- PROMPT -
Copy every record below exactly as written, but leave out the pictures.

Rows from a figure dataset

───

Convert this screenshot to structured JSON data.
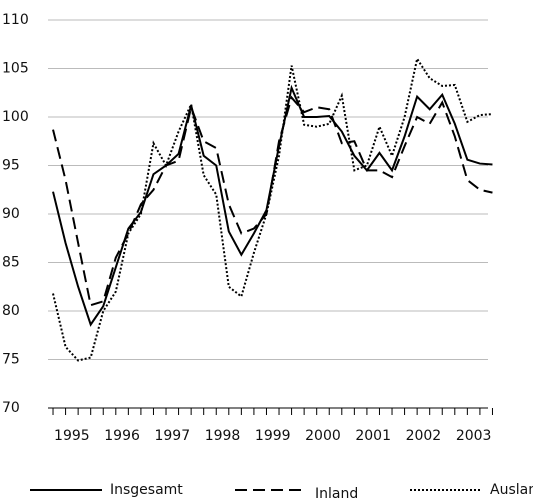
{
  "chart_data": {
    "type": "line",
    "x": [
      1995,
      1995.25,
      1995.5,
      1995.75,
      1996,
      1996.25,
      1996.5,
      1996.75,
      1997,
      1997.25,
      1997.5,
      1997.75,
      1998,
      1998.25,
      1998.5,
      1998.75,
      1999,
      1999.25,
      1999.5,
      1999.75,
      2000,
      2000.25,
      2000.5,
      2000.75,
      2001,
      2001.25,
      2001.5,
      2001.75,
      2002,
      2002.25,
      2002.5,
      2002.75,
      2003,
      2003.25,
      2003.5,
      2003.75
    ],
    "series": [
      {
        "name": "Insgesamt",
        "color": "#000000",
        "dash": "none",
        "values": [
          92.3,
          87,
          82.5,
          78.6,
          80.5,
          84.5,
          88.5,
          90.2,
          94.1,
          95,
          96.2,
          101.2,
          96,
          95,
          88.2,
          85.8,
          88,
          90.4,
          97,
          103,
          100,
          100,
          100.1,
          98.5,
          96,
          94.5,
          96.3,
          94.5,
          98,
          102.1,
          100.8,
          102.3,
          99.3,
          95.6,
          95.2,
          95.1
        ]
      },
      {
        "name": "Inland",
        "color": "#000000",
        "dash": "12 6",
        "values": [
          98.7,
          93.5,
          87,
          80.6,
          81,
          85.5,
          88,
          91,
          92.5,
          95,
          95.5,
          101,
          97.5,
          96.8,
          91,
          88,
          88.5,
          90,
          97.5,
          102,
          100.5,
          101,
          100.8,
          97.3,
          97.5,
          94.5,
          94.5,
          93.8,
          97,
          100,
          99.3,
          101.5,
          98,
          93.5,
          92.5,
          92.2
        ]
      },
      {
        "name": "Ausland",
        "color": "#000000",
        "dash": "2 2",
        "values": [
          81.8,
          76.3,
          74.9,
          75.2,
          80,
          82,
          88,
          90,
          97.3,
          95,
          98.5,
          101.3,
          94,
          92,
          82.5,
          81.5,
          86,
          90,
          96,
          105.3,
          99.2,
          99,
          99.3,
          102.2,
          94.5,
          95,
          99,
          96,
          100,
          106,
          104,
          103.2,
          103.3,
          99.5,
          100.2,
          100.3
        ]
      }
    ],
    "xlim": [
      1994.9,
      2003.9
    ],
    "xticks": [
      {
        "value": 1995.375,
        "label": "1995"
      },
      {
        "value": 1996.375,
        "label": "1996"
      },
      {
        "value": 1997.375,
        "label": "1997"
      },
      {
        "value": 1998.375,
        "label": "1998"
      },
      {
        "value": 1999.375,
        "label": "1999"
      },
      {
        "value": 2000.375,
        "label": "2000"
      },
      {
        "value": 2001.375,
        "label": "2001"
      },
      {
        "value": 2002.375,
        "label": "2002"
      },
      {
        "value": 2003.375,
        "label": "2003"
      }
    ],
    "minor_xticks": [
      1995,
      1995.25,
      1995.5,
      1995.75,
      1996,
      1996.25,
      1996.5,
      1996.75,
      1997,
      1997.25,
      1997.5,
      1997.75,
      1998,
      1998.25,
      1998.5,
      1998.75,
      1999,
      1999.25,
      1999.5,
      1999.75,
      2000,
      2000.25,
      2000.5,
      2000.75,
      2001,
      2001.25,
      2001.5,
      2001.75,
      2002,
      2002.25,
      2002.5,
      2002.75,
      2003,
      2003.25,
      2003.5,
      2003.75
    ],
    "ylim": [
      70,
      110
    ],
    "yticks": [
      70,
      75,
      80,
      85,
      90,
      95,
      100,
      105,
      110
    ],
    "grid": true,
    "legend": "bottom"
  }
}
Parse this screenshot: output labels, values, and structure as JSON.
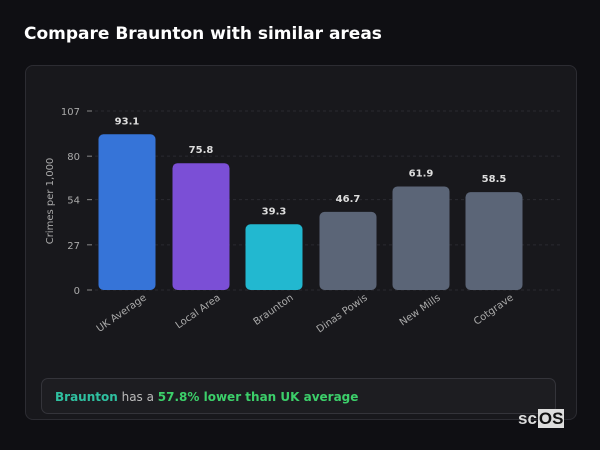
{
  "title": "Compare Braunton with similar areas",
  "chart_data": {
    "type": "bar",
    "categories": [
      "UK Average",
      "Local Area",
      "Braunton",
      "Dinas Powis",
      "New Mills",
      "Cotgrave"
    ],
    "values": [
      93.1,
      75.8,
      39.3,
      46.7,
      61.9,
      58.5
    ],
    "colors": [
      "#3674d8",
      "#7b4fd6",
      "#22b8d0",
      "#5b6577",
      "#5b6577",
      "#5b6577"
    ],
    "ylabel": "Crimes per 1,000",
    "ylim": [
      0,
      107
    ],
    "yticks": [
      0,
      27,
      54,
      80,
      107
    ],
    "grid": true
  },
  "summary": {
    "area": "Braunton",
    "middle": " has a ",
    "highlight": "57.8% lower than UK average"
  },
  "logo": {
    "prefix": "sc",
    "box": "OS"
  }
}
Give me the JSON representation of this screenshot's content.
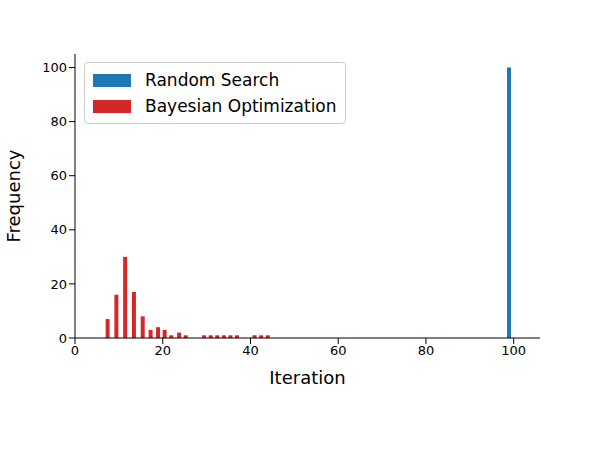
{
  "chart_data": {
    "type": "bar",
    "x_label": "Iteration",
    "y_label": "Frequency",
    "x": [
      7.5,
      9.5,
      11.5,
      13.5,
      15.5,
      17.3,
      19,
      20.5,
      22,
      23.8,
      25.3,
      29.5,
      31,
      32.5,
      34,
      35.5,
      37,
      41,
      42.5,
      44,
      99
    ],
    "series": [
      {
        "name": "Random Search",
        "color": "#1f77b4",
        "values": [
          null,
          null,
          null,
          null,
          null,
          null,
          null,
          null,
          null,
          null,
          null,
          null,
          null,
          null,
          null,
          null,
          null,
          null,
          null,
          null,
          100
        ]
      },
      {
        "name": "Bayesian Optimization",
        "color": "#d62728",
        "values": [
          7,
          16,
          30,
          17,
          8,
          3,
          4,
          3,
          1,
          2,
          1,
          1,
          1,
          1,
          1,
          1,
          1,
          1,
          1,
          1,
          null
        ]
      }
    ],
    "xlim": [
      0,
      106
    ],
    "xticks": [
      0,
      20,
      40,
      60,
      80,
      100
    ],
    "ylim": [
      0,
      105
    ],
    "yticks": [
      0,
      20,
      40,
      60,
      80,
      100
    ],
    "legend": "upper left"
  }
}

───

- ANSWER FOR THE TASK -
Convert this screenshot to structured JSON data.
{
  "chart_data": {
    "type": "line",
    "x": [
      1995,
      1995.25,
      1995.5,
      1995.75,
      1996,
      1996.25,
      1996.5,
      1996.75,
      1997,
      1997.25,
      1997.5,
      1997.75,
      1998,
      1998.25,
      1998.5,
      1998.75,
      1999,
      1999.25,
      1999.5,
      1999.75,
      2000,
      2000.25,
      2000.5,
      2000.75,
      2001,
      2001.25,
      2001.5,
      2001.75,
      2002,
      2002.25,
      2002.5,
      2002.75,
      2003,
      2003.25,
      2003.5,
      2003.75
    ],
    "series": [
      {
        "name": "Insgesamt",
        "color": "#000000",
        "dash": "none",
        "values": [
          92.3,
          87,
          82.5,
          78.6,
          80.5,
          84.5,
          88.5,
          90.2,
          94.1,
          95,
          96.2,
          101.2,
          96,
          95,
          88.2,
          85.8,
          88,
          90.4,
          97,
          103,
          100,
          100,
          100.1,
          98.5,
          96,
          94.5,
          96.3,
          94.5,
          98,
          102.1,
          100.8,
          102.3,
          99.3,
          95.6,
          95.2,
          95.1
        ]
      },
      {
        "name": "Inland",
        "color": "#000000",
        "dash": "12 6",
        "values": [
          98.7,
          93.5,
          87,
          80.6,
          81,
          85.5,
          88,
          91,
          92.5,
          95,
          95.5,
          101,
          97.5,
          96.8,
          91,
          88,
          88.5,
          90,
          97.5,
          102,
          100.5,
          101,
          100.8,
          97.3,
          97.5,
          94.5,
          94.5,
          93.8,
          97,
          100,
          99.3,
          101.5,
          98,
          93.5,
          92.5,
          92.2
        ]
      },
      {
        "name": "Ausland",
        "color": "#000000",
        "dash": "2 2",
        "values": [
          81.8,
          76.3,
          74.9,
          75.2,
          80,
          82,
          88,
          90,
          97.3,
          95,
          98.5,
          101.3,
          94,
          92,
          82.5,
          81.5,
          86,
          90,
          96,
          105.3,
          99.2,
          99,
          99.3,
          102.2,
          94.5,
          95,
          99,
          96,
          100,
          106,
          104,
          103.2,
          103.3,
          99.5,
          100.2,
          100.3
        ]
      }
    ],
    "xlim": [
      1994.9,
      2003.9
    ],
    "xticks": [
      {
        "value": 1995.375,
        "label": "1995"
      },
      {
        "value": 1996.375,
        "label": "1996"
      },
      {
        "value": 1997.375,
        "label": "1997"
      },
      {
        "value": 1998.375,
        "label": "1998"
      },
      {
        "value": 1999.375,
        "label": "1999"
      },
      {
        "value": 2000.375,
        "label": "2000"
      },
      {
        "value": 2001.375,
        "label": "2001"
      },
      {
        "value": 2002.375,
        "label": "2002"
      },
      {
        "value": 2003.375,
        "label": "2003"
      }
    ],
    "minor_xticks": [
      1995,
      1995.25,
      1995.5,
      1995.75,
      1996,
      1996.25,
      1996.5,
      1996.75,
      1997,
      1997.25,
      1997.5,
      1997.75,
      1998,
      1998.25,
      1998.5,
      1998.75,
      1999,
      1999.25,
      1999.5,
      1999.75,
      2000,
      2000.25,
      2000.5,
      2000.75,
      2001,
      2001.25,
      2001.5,
      2001.75,
      2002,
      2002.25,
      2002.5,
      2002.75,
      2003,
      2003.25,
      2003.5,
      2003.75
    ],
    "ylim": [
      70,
      110
    ],
    "yticks": [
      70,
      75,
      80,
      85,
      90,
      95,
      100,
      105,
      110
    ],
    "grid": true,
    "legend": "bottom"
  }
}
Parse this screenshot: output labels, values, and structure as JSON.
{
  "title": "Compare Braunton with similar areas",
  "chart_data": {
    "type": "bar",
    "categories": [
      "UK Average",
      "Local Area",
      "Braunton",
      "Dinas Powis",
      "New Mills",
      "Cotgrave"
    ],
    "values": [
      93.1,
      75.8,
      39.3,
      46.7,
      61.9,
      58.5
    ],
    "colors": [
      "#3674d8",
      "#7b4fd6",
      "#22b8d0",
      "#5b6577",
      "#5b6577",
      "#5b6577"
    ],
    "ylabel": "Crimes per 1,000",
    "ylim": [
      0,
      107
    ],
    "yticks": [
      0,
      27,
      54,
      80,
      107
    ],
    "grid": true
  },
  "summary": {
    "area": "Braunton",
    "middle": " has a ",
    "highlight": "57.8% lower than UK average"
  },
  "logo": {
    "prefix": "sc",
    "box": "OS"
  }
}
Give me the JSON representation of this screenshot's content.
{
  "chart_data": {
    "type": "bar",
    "x_label": "Iteration",
    "y_label": "Frequency",
    "x": [
      7.5,
      9.5,
      11.5,
      13.5,
      15.5,
      17.3,
      19,
      20.5,
      22,
      23.8,
      25.3,
      29.5,
      31,
      32.5,
      34,
      35.5,
      37,
      41,
      42.5,
      44,
      99
    ],
    "series": [
      {
        "name": "Random Search",
        "color": "#1f77b4",
        "values": [
          null,
          null,
          null,
          null,
          null,
          null,
          null,
          null,
          null,
          null,
          null,
          null,
          null,
          null,
          null,
          null,
          null,
          null,
          null,
          null,
          100
        ]
      },
      {
        "name": "Bayesian Optimization",
        "color": "#d62728",
        "values": [
          7,
          16,
          30,
          17,
          8,
          3,
          4,
          3,
          1,
          2,
          1,
          1,
          1,
          1,
          1,
          1,
          1,
          1,
          1,
          1,
          null
        ]
      }
    ],
    "xlim": [
      0,
      106
    ],
    "xticks": [
      0,
      20,
      40,
      60,
      80,
      100
    ],
    "ylim": [
      0,
      105
    ],
    "yticks": [
      0,
      20,
      40,
      60,
      80,
      100
    ],
    "legend": "upper left"
  }
}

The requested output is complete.